What is needed:
Can you retype every record below exactly as written?

-- Begin Given entries --

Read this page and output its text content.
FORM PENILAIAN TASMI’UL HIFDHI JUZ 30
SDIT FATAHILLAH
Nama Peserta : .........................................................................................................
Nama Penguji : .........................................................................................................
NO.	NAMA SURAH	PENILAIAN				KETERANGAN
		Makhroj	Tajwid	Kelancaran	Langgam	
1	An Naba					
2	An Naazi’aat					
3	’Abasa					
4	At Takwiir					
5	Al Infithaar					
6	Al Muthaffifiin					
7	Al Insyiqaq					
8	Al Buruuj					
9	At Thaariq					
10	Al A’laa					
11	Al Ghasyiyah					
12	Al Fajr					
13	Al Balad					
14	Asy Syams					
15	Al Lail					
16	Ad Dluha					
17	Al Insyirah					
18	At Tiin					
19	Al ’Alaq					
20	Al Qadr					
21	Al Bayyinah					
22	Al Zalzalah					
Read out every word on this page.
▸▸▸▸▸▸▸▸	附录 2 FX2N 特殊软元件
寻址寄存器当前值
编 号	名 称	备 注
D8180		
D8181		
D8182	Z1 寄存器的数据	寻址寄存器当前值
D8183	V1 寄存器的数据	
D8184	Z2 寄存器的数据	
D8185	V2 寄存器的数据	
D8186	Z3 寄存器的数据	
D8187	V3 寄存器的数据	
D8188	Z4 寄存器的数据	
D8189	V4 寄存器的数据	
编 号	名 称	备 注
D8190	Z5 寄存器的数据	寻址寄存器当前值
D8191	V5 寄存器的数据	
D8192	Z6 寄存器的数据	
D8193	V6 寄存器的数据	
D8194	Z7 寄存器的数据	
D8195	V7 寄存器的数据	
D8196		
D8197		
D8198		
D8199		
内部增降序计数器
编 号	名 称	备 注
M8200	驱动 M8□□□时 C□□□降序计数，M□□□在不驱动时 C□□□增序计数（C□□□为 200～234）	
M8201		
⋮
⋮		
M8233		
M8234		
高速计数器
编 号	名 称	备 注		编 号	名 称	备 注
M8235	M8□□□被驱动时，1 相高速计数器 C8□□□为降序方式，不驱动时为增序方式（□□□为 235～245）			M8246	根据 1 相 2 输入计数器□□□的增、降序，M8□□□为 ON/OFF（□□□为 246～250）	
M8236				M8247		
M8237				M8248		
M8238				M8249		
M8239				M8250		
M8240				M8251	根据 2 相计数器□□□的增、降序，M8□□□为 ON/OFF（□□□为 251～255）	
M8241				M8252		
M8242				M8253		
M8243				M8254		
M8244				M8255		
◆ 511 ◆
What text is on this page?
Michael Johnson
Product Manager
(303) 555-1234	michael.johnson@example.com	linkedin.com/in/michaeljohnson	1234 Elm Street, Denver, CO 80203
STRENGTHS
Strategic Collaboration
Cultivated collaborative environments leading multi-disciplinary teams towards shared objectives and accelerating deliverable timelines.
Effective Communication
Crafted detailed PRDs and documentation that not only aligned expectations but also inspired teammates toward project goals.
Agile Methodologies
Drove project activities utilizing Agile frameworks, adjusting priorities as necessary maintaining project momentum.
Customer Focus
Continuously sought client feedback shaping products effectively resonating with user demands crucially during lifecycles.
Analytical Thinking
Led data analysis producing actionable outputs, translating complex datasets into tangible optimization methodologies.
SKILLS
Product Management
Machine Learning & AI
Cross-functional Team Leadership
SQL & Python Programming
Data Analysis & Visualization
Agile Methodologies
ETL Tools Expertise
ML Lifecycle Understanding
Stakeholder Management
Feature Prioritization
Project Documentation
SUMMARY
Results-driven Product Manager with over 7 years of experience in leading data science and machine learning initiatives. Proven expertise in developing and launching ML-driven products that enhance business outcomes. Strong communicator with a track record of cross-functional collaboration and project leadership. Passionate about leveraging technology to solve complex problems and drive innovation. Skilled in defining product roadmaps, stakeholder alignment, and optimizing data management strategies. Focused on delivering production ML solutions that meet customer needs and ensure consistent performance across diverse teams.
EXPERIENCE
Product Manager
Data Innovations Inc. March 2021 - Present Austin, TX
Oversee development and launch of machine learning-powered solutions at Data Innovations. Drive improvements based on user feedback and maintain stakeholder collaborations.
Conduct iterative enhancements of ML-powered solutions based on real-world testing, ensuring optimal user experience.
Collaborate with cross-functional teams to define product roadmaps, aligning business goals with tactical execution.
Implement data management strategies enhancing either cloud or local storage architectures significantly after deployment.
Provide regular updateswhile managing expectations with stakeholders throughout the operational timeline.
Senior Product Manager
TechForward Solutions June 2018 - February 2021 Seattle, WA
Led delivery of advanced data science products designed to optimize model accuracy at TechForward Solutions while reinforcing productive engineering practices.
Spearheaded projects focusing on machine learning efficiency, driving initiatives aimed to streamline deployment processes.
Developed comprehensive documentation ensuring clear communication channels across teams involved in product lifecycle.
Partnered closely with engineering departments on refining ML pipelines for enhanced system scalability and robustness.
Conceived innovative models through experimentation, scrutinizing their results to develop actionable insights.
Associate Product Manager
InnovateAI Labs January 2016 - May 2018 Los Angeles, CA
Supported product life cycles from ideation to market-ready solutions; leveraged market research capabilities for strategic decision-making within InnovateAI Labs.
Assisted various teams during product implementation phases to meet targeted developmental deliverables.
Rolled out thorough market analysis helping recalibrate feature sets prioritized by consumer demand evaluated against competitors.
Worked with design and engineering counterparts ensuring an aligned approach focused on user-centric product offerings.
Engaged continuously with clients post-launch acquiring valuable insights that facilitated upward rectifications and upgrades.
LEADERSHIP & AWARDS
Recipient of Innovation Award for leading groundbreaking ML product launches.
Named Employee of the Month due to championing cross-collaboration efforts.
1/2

-- End Given entries --

Exercise output:
Read this page and output its text content.
FORM PENILAIAN TASMI’UL HIFDHI JUZ 30
SDIT FATAHILLAH
Nama Peserta : .........................................................................................................
Nama Penguji : .........................................................................................................
NO.	NAMA SURAH	PENILAIAN				KETERANGAN
		Makhroj	Tajwid	Kelancaran	Langgam	
1	An Naba					
2	An Naazi’aat					
3	’Abasa					
4	At Takwiir					
5	Al Infithaar					
6	Al Muthaffifiin					
7	Al Insyiqaq					
8	Al Buruuj					
9	At Thaariq					
10	Al A’laa					
11	Al Ghasyiyah					
12	Al Fajr					
13	Al Balad					
14	Asy Syams					
15	Al Lail					
16	Ad Dluha					
17	Al Insyirah					
18	At Tiin					
19	Al ’Alaq					
20	Al Qadr					
21	Al Bayyinah					
22	Al Zalzalah					
Read out every word on this page.
▸▸▸▸▸▸▸▸	附录 2 FX2N 特殊软元件
寻址寄存器当前值
编 号	名 称	备 注
D8180		
D8181		
D8182	Z1 寄存器的数据	寻址寄存器当前值
D8183	V1 寄存器的数据	
D8184	Z2 寄存器的数据	
D8185	V2 寄存器的数据	
D8186	Z3 寄存器的数据	
D8187	V3 寄存器的数据	
D8188	Z4 寄存器的数据	
D8189	V4 寄存器的数据	
编 号	名 称	备 注
D8190	Z5 寄存器的数据	寻址寄存器当前值
D8191	V5 寄存器的数据	
D8192	Z6 寄存器的数据	
D8193	V6 寄存器的数据	
D8194	Z7 寄存器的数据	
D8195	V7 寄存器的数据	
D8196		
D8197		
D8198		
D8199		
内部增降序计数器
编 号	名 称	备 注
M8200	驱动 M8□□□时 C□□□降序计数，M□□□在不驱动时 C□□□增序计数（C□□□为 200～234）	
M8201		
⋮
⋮		
M8233		
M8234		
高速计数器
编 号	名 称	备 注		编 号	名 称	备 注
M8235	M8□□□被驱动时，1 相高速计数器 C8□□□为降序方式，不驱动时为增序方式（□□□为 235～245）			M8246	根据 1 相 2 输入计数器□□□的增、降序，M8□□□为 ON/OFF（□□□为 246～250）	
M8236				M8247		
M8237				M8248		
M8238				M8249		
M8239				M8250		
M8240				M8251	根据 2 相计数器□□□的增、降序，M8□□□为 ON/OFF（□□□为 251～255）	
M8241				M8252		
M8242				M8253		
M8243				M8254		
M8244				M8255		
◆ 511 ◆
What text is on this page?
Michael Johnson
Product Manager
(303) 555-1234	michael.johnson@example.com	linkedin.com/in/michaeljohnson	1234 Elm Street, Denver, CO 80203
STRENGTHS
Strategic Collaboration
Cultivated collaborative environments leading multi-disciplinary teams towards shared objectives and accelerating deliverable timelines.
Effective Communication
Crafted detailed PRDs and documentation that not only aligned expectations but also inspired teammates toward project goals.
Agile Methodologies
Drove project activities utilizing Agile frameworks, adjusting priorities as necessary maintaining project momentum.
Customer Focus
Continuously sought client feedback shaping products effectively resonating with user demands crucially during lifecycles.
Analytical Thinking
Led data analysis producing actionable outputs, translating complex datasets into tangible optimization methodologies.
SKILLS
Product Management
Machine Learning & AI
Cross-functional Team Leadership
SQL & Python Programming
Data Analysis & Visualization
Agile Methodologies
ETL Tools Expertise
ML Lifecycle Understanding
Stakeholder Management
Feature Prioritization
Project Documentation
SUMMARY
Results-driven Product Manager with over 7 years of experience in leading data science and machine learning initiatives. Proven expertise in developing and launching ML-driven products that enhance business outcomes. Strong communicator with a track record of cross-functional collaboration and project leadership. Passionate about leveraging technology to solve complex problems and drive innovation. Skilled in defining product roadmaps, stakeholder alignment, and optimizing data management strategies. Focused on delivering production ML solutions that meet customer needs and ensure consistent performance across diverse teams.
EXPERIENCE
Product Manager
Data Innovations Inc. March 2021 - Present Austin, TX
Oversee development and launch of machine learning-powered solutions at Data Innovations. Drive improvements based on user feedback and maintain stakeholder collaborations.
Conduct iterative enhancements of ML-powered solutions based on real-world testing, ensuring optimal user experience.
Collaborate with cross-functional teams to define product roadmaps, aligning business goals with tactical execution.
Implement data management strategies enhancing either cloud or local storage architectures significantly after deployment.
Provide regular updateswhile managing expectations with stakeholders throughout the operational timeline.
Senior Product Manager
TechForward Solutions June 2018 - February 2021 Seattle, WA
Led delivery of advanced data science products designed to optimize model accuracy at TechForward Solutions while reinforcing productive engineering practices.
Spearheaded projects focusing on machine learning efficiency, driving initiatives aimed to streamline deployment processes.
Developed comprehensive documentation ensuring clear communication channels across teams involved in product lifecycle.
Partnered closely with engineering departments on refining ML pipelines for enhanced system scalability and robustness.
Conceived innovative models through experimentation, scrutinizing their results to develop actionable insights.
Associate Product Manager
InnovateAI Labs January 2016 - May 2018 Los Angeles, CA
Supported product life cycles from ideation to market-ready solutions; leveraged market research capabilities for strategic decision-making within InnovateAI Labs.
Assisted various teams during product implementation phases to meet targeted developmental deliverables.
Rolled out thorough market analysis helping recalibrate feature sets prioritized by consumer demand evaluated against competitors.
Worked with design and engineering counterparts ensuring an aligned approach focused on user-centric product offerings.
Engaged continuously with clients post-launch acquiring valuable insights that facilitated upward rectifications and upgrades.
LEADERSHIP & AWARDS
Recipient of Innovation Award for leading groundbreaking ML product launches.
Named Employee of the Month due to championing cross-collaboration efforts.
1/2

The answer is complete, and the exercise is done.